GIVEN EXERCISE. Where the data below has the string "Richtung", return the whole line.

GIVEN DATA.
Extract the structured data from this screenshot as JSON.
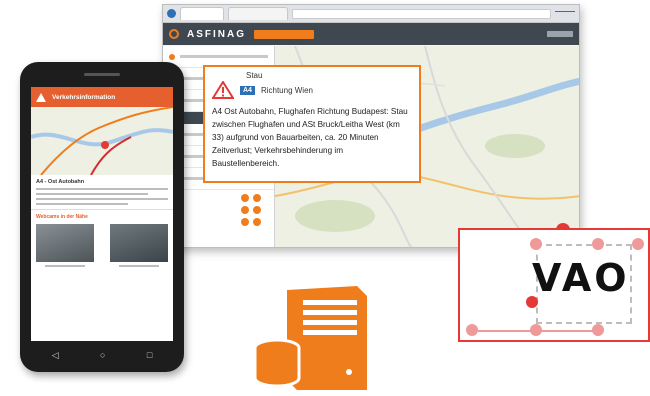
{
  "browser": {
    "brand": "ASFINAG",
    "popup": {
      "stau_label": "Stau",
      "road_badge": "A4",
      "direction": "Richtung Wien",
      "description": "A4 Ost Autobahn, Flughafen Richtung Budapest: Stau zwischen Flughafen und ASt Bruck/Leitha West (km 33) aufgrund von Bauarbeiten, ca. 20 Minuten Zeitverlust; Verkehrsbehinderung im Baustellenbereich."
    }
  },
  "phone": {
    "app_title": "Verkehrsinformation",
    "info_title": "A4 - Ost Autobahn",
    "cams_header": "Webcams in der Nähe",
    "nav": [
      "◁",
      "○",
      "□"
    ]
  },
  "vao": {
    "logo": "VAO"
  },
  "colors": {
    "asfinag_orange": "#f07d1b",
    "dark_bar": "#3f4750",
    "vao_red": "#e53935"
  }
}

SOLUTION BELOW.
      "direction": "Richtung Wien",
      "description": "A4 Ost Autobahn, Flughafen Richtung Budapest: Stau zwischen Flughafen und ASt Bruck/Leitha West (km 33) aufgrund von Bauarbeiten, ca. 20 Minuten Zeitverlust; Verkehrsbehinderung im Baustellenbereich."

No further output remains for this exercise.